══ Records for this task
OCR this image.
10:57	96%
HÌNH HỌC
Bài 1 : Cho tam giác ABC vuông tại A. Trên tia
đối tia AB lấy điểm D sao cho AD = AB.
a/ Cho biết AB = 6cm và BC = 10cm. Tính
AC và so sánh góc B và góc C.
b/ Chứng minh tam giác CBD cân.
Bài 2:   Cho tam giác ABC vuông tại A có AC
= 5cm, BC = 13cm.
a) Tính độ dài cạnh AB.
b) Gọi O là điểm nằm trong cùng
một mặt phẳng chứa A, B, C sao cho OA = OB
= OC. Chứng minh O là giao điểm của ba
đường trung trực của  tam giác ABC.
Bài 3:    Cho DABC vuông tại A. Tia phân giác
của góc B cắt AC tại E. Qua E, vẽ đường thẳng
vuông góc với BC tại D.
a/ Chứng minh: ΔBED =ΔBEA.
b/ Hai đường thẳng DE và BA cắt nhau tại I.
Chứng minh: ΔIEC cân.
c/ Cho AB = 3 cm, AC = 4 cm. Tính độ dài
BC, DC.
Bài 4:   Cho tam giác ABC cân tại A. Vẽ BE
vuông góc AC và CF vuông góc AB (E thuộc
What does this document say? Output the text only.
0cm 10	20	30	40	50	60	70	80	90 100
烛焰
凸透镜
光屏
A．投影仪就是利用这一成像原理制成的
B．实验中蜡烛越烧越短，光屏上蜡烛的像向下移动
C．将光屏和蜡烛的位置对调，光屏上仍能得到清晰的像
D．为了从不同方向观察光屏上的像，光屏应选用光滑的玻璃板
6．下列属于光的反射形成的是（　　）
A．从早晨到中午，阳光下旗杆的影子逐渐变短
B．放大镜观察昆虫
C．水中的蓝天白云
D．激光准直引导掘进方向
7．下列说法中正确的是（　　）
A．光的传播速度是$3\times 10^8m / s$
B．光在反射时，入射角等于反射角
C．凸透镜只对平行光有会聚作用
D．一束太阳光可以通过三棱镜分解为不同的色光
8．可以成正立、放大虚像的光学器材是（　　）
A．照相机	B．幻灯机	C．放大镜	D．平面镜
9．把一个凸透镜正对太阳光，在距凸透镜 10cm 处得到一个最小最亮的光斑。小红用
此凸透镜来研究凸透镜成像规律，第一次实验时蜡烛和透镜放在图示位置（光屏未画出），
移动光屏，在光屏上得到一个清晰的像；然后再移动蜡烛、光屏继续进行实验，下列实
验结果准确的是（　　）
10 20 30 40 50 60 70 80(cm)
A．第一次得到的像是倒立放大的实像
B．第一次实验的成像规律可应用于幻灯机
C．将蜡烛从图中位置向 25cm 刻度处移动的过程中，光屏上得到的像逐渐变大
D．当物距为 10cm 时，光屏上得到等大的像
════
▸ Task to carry out: Which lines of the material contain the string "đường"? List each of them.

▸ Result of the exercise:
đường trung trực của  tam giác ABC.
của góc B cắt AC tại E. Qua E, vẽ đường thẳng
b/ Hai đường thẳng DE và BA cắt nhau tại I.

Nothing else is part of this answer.